Task to complete: All lines holding the word "groups" should be located in the records and copied.

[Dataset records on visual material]
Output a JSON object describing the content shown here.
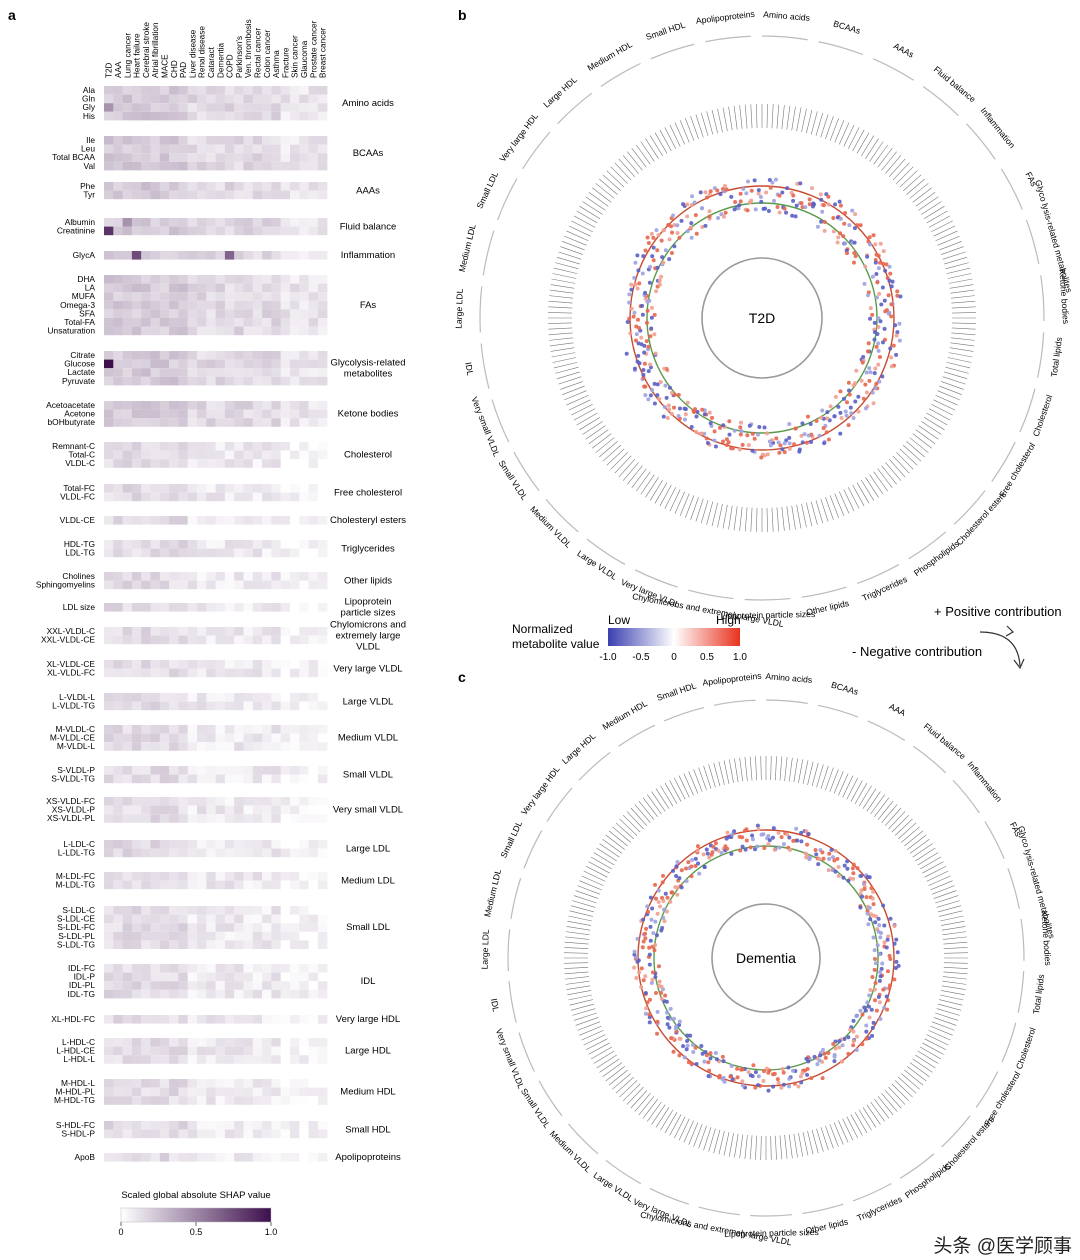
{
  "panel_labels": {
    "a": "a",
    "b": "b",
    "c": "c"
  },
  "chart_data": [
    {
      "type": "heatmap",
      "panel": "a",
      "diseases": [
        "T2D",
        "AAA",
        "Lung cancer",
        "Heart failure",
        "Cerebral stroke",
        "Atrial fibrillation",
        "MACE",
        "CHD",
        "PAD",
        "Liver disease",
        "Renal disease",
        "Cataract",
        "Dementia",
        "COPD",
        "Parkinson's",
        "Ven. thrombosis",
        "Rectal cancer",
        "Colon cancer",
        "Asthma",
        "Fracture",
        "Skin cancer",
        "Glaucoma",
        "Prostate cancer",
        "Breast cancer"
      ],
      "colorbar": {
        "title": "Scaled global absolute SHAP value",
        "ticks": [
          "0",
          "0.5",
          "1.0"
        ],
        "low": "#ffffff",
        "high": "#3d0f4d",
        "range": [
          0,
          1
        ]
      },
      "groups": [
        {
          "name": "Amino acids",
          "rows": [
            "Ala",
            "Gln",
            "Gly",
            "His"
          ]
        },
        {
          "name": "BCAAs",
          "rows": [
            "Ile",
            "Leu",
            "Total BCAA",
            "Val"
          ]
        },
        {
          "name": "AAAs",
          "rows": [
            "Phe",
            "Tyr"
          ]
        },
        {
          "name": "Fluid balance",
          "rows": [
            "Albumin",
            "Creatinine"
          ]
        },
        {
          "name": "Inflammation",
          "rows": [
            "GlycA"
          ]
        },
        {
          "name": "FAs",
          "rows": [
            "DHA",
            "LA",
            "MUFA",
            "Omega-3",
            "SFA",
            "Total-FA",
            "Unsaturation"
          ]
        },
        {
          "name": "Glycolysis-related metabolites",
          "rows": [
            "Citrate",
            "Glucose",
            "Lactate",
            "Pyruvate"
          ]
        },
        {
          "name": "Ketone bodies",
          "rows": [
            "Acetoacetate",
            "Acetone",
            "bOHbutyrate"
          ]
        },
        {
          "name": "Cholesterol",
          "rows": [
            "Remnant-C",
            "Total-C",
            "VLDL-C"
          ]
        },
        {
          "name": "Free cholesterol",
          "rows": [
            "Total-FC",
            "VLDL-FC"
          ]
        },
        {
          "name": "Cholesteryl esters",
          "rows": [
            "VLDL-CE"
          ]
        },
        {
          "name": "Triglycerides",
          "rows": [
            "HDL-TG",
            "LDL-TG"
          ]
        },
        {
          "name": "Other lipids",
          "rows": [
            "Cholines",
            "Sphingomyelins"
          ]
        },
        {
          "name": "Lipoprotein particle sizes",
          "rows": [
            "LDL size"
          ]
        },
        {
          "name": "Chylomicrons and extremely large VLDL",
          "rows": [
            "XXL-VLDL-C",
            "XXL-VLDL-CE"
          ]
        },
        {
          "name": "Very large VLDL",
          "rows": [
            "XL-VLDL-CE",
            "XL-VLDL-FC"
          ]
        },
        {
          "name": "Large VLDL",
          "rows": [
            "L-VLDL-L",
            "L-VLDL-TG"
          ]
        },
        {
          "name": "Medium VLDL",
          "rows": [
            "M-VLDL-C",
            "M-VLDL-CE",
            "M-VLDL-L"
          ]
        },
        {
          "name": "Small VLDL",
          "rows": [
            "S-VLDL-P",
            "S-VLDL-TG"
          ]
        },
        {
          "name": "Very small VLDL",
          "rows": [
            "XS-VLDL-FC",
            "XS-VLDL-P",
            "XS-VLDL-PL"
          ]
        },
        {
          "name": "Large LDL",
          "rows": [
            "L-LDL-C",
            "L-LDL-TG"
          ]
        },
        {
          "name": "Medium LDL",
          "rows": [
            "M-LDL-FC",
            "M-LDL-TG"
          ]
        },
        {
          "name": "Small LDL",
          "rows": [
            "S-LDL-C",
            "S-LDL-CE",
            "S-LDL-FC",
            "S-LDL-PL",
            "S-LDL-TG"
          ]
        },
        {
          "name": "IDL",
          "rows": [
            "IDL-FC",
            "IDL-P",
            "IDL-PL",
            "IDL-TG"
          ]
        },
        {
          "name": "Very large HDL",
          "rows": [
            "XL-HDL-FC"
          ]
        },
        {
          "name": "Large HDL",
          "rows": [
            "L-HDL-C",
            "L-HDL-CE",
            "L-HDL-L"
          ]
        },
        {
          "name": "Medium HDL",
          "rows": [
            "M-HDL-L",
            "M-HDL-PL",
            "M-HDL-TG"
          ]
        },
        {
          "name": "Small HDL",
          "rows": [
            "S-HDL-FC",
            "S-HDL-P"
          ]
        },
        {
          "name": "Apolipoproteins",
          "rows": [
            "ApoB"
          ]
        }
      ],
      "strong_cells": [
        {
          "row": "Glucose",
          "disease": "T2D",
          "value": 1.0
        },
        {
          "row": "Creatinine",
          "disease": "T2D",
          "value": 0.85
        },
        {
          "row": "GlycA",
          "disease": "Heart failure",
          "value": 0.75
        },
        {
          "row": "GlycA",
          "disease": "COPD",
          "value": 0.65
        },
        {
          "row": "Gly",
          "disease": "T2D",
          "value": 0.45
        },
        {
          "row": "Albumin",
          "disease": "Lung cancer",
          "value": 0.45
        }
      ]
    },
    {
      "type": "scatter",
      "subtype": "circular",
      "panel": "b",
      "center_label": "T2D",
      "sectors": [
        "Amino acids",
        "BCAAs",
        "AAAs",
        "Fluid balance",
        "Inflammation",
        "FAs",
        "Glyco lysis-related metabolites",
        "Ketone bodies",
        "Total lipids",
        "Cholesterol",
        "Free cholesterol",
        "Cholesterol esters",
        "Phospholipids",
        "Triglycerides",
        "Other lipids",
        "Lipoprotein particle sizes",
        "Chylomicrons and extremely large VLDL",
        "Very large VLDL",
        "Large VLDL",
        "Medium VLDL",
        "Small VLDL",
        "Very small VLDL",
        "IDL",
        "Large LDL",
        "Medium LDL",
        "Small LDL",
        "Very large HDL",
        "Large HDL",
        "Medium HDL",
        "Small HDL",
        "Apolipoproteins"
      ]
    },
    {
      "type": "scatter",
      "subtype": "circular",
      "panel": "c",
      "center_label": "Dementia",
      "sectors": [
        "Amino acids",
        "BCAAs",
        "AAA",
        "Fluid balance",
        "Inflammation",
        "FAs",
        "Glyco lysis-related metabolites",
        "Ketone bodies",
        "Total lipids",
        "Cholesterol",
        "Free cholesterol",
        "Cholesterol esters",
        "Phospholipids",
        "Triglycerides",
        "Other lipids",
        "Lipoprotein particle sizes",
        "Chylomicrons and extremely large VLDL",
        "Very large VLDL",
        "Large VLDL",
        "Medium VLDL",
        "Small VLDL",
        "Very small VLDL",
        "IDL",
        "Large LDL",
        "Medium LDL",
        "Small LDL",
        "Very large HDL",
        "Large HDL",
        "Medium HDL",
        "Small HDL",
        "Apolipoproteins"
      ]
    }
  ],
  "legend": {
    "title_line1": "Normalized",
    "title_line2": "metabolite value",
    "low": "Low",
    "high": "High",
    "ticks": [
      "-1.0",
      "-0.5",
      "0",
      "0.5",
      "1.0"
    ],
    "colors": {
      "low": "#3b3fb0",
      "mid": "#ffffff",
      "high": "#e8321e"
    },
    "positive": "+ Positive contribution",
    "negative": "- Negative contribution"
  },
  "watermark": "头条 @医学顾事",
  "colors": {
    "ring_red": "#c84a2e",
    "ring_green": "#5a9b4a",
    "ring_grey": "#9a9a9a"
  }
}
---
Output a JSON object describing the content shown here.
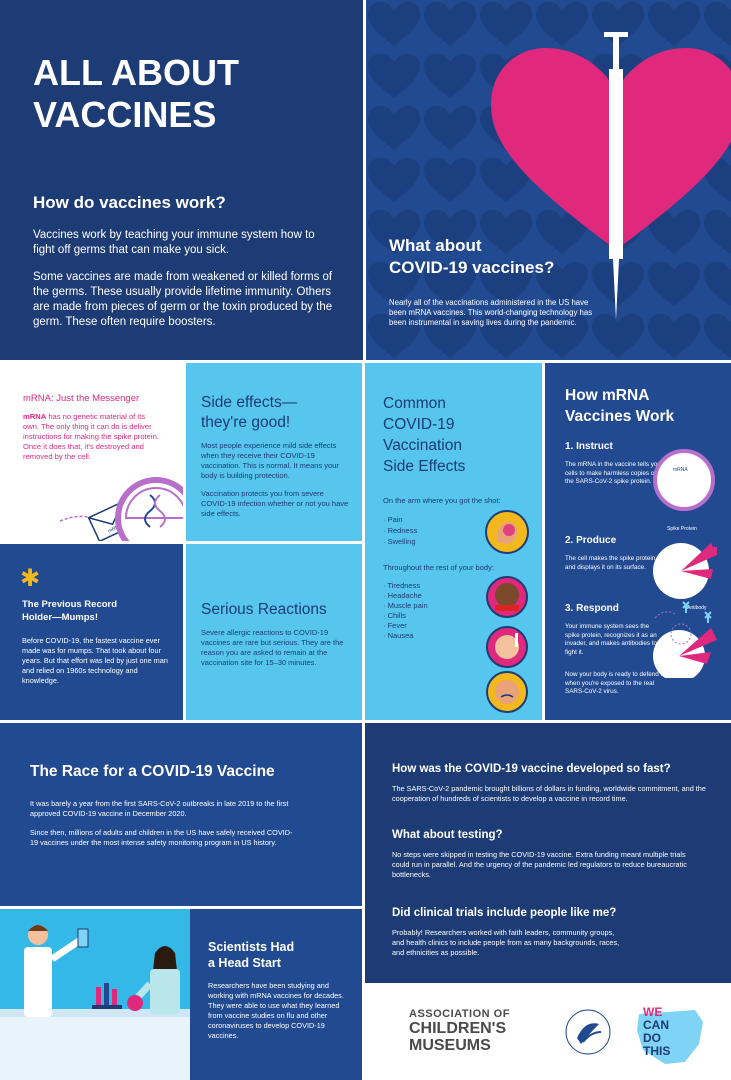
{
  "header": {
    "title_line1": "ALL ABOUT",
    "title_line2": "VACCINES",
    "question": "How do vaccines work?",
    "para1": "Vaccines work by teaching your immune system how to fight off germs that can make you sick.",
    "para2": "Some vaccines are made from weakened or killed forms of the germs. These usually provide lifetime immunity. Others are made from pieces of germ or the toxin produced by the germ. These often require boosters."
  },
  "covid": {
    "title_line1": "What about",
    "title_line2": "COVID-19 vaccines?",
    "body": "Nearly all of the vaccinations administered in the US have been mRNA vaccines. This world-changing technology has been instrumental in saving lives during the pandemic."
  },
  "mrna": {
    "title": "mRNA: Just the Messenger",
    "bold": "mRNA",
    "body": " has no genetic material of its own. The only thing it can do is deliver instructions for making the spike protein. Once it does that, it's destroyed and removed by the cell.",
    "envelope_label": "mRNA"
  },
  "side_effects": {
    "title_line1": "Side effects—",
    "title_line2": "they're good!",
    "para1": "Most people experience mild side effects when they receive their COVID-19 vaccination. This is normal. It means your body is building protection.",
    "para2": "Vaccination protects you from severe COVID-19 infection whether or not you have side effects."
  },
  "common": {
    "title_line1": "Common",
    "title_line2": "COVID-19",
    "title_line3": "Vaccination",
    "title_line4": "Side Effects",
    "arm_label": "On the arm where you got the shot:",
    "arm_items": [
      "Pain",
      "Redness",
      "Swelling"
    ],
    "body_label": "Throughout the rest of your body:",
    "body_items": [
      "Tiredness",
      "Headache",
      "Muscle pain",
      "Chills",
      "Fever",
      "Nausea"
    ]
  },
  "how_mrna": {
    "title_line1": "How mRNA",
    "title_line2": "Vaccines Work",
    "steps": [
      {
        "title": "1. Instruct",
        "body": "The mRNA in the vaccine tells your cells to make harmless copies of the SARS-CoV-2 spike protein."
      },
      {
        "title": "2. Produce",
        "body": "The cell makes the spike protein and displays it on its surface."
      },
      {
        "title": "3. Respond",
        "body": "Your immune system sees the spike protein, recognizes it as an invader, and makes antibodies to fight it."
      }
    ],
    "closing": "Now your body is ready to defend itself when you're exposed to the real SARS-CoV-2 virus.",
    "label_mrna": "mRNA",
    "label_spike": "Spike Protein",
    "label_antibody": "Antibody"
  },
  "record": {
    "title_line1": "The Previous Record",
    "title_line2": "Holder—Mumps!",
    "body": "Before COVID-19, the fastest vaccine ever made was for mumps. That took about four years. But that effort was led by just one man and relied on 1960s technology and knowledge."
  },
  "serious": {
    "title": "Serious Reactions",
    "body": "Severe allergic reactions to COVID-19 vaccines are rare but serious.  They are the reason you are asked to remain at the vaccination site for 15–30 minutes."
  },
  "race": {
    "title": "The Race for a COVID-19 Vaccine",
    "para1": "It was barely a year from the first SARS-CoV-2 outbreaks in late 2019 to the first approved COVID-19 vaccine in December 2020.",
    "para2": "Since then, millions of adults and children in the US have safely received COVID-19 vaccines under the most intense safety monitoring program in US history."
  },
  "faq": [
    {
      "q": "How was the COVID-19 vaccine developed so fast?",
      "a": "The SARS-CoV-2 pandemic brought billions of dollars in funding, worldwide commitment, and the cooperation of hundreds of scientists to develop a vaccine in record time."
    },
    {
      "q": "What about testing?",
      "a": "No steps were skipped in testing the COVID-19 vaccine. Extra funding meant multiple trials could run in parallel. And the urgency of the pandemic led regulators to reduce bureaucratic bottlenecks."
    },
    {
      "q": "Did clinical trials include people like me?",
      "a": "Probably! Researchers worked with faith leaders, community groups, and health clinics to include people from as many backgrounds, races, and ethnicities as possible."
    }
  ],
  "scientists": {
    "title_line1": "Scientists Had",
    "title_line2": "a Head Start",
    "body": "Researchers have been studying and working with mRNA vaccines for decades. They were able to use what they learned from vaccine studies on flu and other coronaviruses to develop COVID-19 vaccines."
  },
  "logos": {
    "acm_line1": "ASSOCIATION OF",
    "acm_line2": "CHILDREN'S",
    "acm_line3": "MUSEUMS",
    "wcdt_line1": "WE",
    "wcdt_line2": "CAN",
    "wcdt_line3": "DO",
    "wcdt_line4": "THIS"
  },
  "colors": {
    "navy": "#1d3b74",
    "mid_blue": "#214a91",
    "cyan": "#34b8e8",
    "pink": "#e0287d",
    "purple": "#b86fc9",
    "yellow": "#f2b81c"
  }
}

The answer:
      "groups": [
      "a": "Probably! Researchers worked with faith leaders, community groups, and health clinics to include people from as many backgrounds, races, and ethnicities as possible."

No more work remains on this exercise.